* _Recorded data_:
※ ※ ※

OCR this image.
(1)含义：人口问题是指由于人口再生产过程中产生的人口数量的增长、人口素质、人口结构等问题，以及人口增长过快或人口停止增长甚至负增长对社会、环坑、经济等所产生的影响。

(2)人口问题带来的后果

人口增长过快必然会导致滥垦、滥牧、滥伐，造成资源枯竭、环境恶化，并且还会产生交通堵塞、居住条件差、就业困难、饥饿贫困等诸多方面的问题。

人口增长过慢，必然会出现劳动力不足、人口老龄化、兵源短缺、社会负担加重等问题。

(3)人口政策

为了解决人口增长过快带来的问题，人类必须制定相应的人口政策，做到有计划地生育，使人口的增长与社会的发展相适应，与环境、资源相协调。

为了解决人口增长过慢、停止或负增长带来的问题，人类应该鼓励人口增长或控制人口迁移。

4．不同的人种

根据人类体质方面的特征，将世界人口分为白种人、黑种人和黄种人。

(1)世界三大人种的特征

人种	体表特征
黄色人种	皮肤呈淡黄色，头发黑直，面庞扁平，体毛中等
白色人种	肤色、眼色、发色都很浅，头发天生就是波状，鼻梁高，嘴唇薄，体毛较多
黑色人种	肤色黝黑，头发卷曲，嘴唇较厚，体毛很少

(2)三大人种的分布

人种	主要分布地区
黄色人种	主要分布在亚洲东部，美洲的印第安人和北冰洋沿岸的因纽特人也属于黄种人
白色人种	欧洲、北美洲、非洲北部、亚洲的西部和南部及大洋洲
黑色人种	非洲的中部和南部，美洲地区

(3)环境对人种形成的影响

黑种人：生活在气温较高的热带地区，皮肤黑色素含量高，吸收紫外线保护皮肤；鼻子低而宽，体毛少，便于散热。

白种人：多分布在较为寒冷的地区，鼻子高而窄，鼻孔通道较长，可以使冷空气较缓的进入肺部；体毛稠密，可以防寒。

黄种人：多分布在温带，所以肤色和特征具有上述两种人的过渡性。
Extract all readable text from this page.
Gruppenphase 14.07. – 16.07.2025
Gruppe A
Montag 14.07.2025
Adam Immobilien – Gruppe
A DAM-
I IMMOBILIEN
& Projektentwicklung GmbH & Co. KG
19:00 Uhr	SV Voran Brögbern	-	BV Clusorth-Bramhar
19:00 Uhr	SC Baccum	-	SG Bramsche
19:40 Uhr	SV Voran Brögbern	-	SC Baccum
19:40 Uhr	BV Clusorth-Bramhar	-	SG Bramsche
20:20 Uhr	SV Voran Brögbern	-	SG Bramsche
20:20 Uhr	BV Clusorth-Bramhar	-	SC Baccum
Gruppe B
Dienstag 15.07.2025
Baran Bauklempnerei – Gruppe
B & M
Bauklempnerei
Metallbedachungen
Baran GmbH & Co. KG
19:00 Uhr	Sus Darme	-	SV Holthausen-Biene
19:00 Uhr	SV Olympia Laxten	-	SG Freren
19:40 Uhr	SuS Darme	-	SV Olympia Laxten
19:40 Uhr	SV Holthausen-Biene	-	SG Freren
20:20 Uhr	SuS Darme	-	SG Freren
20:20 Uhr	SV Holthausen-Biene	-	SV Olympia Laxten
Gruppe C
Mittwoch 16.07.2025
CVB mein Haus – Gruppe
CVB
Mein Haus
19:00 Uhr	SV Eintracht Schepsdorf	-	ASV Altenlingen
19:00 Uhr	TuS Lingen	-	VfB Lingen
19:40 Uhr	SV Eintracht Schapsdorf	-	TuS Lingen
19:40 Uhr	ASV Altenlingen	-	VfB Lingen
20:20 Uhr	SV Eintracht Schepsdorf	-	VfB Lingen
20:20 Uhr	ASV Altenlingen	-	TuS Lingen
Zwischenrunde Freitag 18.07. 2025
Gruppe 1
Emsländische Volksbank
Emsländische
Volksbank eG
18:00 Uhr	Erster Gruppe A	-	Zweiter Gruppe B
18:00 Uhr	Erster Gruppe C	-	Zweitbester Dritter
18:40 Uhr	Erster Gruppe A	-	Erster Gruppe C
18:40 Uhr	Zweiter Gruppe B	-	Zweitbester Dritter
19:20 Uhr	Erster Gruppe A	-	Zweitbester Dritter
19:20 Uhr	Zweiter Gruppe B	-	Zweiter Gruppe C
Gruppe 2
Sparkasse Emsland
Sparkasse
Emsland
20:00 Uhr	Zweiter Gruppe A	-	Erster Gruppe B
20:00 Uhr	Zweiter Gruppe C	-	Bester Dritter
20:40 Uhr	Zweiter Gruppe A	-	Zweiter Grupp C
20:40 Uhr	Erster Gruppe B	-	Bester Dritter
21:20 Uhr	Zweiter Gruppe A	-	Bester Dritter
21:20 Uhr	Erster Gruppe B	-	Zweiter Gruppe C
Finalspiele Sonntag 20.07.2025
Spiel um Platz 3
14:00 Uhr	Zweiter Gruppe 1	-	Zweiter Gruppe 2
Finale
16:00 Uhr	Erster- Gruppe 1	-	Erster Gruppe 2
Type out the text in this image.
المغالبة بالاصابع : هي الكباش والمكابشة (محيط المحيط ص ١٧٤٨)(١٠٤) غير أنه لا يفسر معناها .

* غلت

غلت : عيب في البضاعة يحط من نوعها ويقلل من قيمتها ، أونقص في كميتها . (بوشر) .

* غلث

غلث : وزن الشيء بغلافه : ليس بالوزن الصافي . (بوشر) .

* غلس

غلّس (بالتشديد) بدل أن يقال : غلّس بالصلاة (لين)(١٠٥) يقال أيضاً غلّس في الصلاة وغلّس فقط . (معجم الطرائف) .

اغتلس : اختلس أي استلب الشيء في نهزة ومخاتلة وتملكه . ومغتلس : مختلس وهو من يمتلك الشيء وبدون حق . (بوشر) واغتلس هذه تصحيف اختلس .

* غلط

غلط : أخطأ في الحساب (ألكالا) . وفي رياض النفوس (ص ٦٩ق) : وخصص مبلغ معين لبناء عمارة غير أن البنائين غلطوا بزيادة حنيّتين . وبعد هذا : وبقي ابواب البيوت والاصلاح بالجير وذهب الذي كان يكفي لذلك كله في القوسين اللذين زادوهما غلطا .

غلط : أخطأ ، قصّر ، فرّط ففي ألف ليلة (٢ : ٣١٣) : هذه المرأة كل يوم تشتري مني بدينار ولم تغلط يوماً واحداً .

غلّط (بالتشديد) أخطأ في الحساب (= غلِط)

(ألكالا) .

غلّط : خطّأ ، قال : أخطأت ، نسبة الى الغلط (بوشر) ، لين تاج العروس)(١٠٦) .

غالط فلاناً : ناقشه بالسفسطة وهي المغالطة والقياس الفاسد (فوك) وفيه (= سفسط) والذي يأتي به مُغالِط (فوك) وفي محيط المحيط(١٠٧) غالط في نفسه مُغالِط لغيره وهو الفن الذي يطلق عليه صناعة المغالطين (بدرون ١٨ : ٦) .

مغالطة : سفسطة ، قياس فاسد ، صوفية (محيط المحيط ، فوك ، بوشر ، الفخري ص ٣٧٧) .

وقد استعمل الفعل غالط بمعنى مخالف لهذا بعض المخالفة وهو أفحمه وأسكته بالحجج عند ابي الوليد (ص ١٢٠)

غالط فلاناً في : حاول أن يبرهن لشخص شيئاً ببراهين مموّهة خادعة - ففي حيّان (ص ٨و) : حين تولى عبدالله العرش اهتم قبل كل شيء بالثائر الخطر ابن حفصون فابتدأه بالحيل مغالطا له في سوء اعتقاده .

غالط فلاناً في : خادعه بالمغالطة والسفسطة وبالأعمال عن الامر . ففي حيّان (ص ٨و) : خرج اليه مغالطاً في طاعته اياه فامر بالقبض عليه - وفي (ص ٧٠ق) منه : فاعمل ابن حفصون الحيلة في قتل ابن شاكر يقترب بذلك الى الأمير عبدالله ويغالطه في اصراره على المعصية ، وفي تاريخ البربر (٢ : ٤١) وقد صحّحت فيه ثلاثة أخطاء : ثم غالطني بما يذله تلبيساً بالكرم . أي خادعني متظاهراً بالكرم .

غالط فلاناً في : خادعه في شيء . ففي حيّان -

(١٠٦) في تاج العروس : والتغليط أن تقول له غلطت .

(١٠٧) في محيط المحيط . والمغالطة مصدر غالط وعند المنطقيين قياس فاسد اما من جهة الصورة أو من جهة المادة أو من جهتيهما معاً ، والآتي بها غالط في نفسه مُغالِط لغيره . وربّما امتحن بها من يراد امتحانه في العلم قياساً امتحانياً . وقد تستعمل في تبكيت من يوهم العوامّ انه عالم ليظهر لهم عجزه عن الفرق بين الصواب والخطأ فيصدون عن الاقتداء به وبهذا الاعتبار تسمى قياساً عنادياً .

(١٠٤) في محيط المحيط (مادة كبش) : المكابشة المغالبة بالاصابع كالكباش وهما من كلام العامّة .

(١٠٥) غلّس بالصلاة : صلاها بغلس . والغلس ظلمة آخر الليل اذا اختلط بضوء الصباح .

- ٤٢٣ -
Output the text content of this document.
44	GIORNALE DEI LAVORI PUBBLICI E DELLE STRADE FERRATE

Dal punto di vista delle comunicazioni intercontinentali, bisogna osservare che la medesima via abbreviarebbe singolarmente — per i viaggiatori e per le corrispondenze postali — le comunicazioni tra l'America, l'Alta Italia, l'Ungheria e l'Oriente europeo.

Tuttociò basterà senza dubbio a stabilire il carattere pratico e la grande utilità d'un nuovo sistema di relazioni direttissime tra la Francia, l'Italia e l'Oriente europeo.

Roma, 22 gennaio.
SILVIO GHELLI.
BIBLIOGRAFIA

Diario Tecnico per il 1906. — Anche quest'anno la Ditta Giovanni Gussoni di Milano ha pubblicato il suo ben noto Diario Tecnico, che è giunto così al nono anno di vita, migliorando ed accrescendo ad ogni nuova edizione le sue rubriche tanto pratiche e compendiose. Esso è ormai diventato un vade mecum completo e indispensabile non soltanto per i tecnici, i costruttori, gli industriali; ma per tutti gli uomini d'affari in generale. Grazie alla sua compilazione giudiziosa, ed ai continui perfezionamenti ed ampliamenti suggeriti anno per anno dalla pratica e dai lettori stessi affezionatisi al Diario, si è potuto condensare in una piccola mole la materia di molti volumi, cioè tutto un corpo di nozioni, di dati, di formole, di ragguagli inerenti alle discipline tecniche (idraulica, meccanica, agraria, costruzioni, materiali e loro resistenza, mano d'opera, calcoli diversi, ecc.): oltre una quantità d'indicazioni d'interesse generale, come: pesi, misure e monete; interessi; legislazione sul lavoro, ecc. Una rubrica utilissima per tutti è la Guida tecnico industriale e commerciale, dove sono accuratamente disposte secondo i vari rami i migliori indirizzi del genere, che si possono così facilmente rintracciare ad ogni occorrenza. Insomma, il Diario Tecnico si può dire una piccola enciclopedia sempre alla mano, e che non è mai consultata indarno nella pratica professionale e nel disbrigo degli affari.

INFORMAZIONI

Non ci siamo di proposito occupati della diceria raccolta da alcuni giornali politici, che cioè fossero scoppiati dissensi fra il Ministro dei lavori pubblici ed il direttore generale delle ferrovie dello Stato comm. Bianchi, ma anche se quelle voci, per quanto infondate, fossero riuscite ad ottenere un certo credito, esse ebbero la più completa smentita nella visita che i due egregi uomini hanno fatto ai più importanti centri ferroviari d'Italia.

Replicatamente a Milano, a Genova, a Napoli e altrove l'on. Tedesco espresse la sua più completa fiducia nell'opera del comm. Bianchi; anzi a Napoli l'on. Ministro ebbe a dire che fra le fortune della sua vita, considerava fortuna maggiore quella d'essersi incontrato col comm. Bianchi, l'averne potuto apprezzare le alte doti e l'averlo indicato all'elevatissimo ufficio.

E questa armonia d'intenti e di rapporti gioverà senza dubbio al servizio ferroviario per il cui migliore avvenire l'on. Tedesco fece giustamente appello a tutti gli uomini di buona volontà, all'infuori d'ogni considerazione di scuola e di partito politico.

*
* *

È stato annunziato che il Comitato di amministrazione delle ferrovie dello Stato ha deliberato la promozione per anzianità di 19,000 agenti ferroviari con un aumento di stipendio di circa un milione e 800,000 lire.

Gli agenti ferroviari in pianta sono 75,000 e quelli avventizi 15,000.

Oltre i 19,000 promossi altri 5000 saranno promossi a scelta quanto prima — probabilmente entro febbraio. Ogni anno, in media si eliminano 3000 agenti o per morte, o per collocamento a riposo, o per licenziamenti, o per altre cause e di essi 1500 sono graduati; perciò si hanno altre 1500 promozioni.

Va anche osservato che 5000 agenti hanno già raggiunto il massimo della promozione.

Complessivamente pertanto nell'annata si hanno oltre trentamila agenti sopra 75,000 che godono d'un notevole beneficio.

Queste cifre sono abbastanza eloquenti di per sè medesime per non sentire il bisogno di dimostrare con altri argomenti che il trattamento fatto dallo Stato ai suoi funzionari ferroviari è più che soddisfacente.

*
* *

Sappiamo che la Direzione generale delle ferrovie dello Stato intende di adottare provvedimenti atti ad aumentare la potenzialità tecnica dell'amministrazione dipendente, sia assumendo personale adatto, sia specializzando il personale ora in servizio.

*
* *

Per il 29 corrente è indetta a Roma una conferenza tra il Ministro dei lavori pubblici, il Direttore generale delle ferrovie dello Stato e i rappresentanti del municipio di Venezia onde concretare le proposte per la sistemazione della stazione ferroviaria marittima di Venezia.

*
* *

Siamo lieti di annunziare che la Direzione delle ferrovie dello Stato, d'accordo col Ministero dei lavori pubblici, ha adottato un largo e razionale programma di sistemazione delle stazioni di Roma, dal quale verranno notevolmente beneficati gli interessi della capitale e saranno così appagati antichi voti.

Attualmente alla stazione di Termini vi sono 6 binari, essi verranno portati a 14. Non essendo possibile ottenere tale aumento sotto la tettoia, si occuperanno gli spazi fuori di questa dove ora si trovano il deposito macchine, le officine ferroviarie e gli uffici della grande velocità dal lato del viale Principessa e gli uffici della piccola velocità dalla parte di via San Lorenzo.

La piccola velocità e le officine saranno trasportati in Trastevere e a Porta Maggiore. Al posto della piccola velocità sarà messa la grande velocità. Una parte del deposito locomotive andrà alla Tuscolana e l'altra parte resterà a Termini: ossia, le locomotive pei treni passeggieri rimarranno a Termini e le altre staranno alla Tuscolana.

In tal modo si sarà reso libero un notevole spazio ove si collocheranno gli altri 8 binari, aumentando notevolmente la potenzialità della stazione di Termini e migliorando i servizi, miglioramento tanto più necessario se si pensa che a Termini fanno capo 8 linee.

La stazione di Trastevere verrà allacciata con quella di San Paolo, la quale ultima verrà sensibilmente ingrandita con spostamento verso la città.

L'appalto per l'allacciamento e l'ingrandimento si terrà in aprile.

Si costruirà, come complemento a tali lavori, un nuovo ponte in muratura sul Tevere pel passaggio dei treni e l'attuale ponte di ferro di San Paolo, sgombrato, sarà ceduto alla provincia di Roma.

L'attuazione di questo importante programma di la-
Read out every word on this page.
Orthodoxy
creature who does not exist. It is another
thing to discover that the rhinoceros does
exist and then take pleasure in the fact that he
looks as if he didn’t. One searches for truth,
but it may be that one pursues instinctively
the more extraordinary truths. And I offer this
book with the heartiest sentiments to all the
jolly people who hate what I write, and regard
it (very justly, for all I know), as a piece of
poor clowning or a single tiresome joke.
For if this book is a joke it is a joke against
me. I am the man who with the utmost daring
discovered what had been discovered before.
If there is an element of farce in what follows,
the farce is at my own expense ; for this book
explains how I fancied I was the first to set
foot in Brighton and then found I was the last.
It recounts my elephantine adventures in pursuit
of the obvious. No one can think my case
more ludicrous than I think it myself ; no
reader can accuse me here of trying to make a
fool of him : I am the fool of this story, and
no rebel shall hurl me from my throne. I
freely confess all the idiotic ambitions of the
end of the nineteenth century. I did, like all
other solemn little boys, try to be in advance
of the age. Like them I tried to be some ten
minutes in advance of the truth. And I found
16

※ ※ ※

* _WHAT TO PRODUCE_: From the entries above, copy every line that holds the word "ألكالا".

* _THE OUTPUT_:
غلط : أخطأ في الحساب (ألكالا) . وفي رياض النفوس (ص ٦٩ق) : وخصص مبلغ معين لبناء عمارة غير أن البنائين غلطوا بزيادة حنيّتين . وبعد هذا : وبقي ابواب البيوت والاصلاح بالجير وذهب الذي كان يكفي لذلك كله في القوسين اللذين زادوهما غلطا .
(ألكالا) .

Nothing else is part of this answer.